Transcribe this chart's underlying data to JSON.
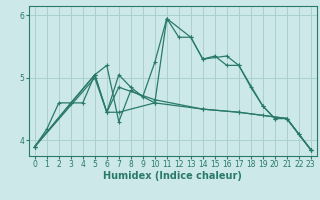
{
  "xlabel": "Humidex (Indice chaleur)",
  "bg_color": "#cce8e8",
  "grid_color": "#aad0d0",
  "line_color": "#2a7a6a",
  "spine_color": "#2a7a6a",
  "xlim": [
    -0.5,
    23.5
  ],
  "ylim": [
    3.75,
    6.15
  ],
  "yticks": [
    4,
    5,
    6
  ],
  "xticks": [
    0,
    1,
    2,
    3,
    4,
    5,
    6,
    7,
    8,
    9,
    10,
    11,
    12,
    13,
    14,
    15,
    16,
    17,
    18,
    19,
    20,
    21,
    22,
    23
  ],
  "lines": [
    {
      "x": [
        0,
        1,
        2,
        3,
        4,
        5,
        6,
        7,
        8,
        9,
        10,
        11,
        12,
        13,
        14,
        15,
        16,
        17,
        18,
        19,
        20,
        21,
        22,
        23
      ],
      "y": [
        3.9,
        4.18,
        4.6,
        4.6,
        4.6,
        5.05,
        4.45,
        5.05,
        4.85,
        4.7,
        5.25,
        5.95,
        5.65,
        5.65,
        5.3,
        5.35,
        5.2,
        5.2,
        4.85,
        4.55,
        4.35,
        4.35,
        4.1,
        3.85
      ]
    },
    {
      "x": [
        0,
        3,
        5,
        6,
        7,
        10,
        14,
        17,
        19,
        21,
        23
      ],
      "y": [
        3.9,
        4.6,
        5.05,
        4.45,
        4.45,
        4.6,
        4.5,
        4.45,
        4.4,
        4.35,
        3.85
      ]
    },
    {
      "x": [
        0,
        5,
        6,
        7,
        10,
        14,
        17,
        21,
        23
      ],
      "y": [
        3.9,
        5.0,
        4.45,
        4.85,
        4.65,
        4.5,
        4.45,
        4.35,
        3.85
      ]
    },
    {
      "x": [
        0,
        5,
        6,
        7,
        8,
        10,
        11,
        13,
        14,
        16,
        17,
        19,
        20,
        21,
        22,
        23
      ],
      "y": [
        3.9,
        5.05,
        5.2,
        4.3,
        4.8,
        4.6,
        5.95,
        5.65,
        5.3,
        5.35,
        5.2,
        4.55,
        4.35,
        4.35,
        4.1,
        3.85
      ]
    }
  ],
  "tick_fontsize": 5.5,
  "xlabel_fontsize": 7,
  "marker": "+",
  "markersize": 3,
  "linewidth": 0.9
}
+ + +
The material above holds pictures; copy everything else in it exactly.

Solution for this problem.
Transcribe this chart's underlying data to JSON.
{
  "xlabel": "Humidex (Indice chaleur)",
  "bg_color": "#cce8e8",
  "grid_color": "#aad0d0",
  "line_color": "#2a7a6a",
  "spine_color": "#2a7a6a",
  "xlim": [
    -0.5,
    23.5
  ],
  "ylim": [
    3.75,
    6.15
  ],
  "yticks": [
    4,
    5,
    6
  ],
  "xticks": [
    0,
    1,
    2,
    3,
    4,
    5,
    6,
    7,
    8,
    9,
    10,
    11,
    12,
    13,
    14,
    15,
    16,
    17,
    18,
    19,
    20,
    21,
    22,
    23
  ],
  "lines": [
    {
      "x": [
        0,
        1,
        2,
        3,
        4,
        5,
        6,
        7,
        8,
        9,
        10,
        11,
        12,
        13,
        14,
        15,
        16,
        17,
        18,
        19,
        20,
        21,
        22,
        23
      ],
      "y": [
        3.9,
        4.18,
        4.6,
        4.6,
        4.6,
        5.05,
        4.45,
        5.05,
        4.85,
        4.7,
        5.25,
        5.95,
        5.65,
        5.65,
        5.3,
        5.35,
        5.2,
        5.2,
        4.85,
        4.55,
        4.35,
        4.35,
        4.1,
        3.85
      ]
    },
    {
      "x": [
        0,
        3,
        5,
        6,
        7,
        10,
        14,
        17,
        19,
        21,
        23
      ],
      "y": [
        3.9,
        4.6,
        5.05,
        4.45,
        4.45,
        4.6,
        4.5,
        4.45,
        4.4,
        4.35,
        3.85
      ]
    },
    {
      "x": [
        0,
        5,
        6,
        7,
        10,
        14,
        17,
        21,
        23
      ],
      "y": [
        3.9,
        5.0,
        4.45,
        4.85,
        4.65,
        4.5,
        4.45,
        4.35,
        3.85
      ]
    },
    {
      "x": [
        0,
        5,
        6,
        7,
        8,
        10,
        11,
        13,
        14,
        16,
        17,
        19,
        20,
        21,
        22,
        23
      ],
      "y": [
        3.9,
        5.05,
        5.2,
        4.3,
        4.8,
        4.6,
        5.95,
        5.65,
        5.3,
        5.35,
        5.2,
        4.55,
        4.35,
        4.35,
        4.1,
        3.85
      ]
    }
  ],
  "tick_fontsize": 5.5,
  "xlabel_fontsize": 7,
  "marker": "+",
  "markersize": 3,
  "linewidth": 0.9
}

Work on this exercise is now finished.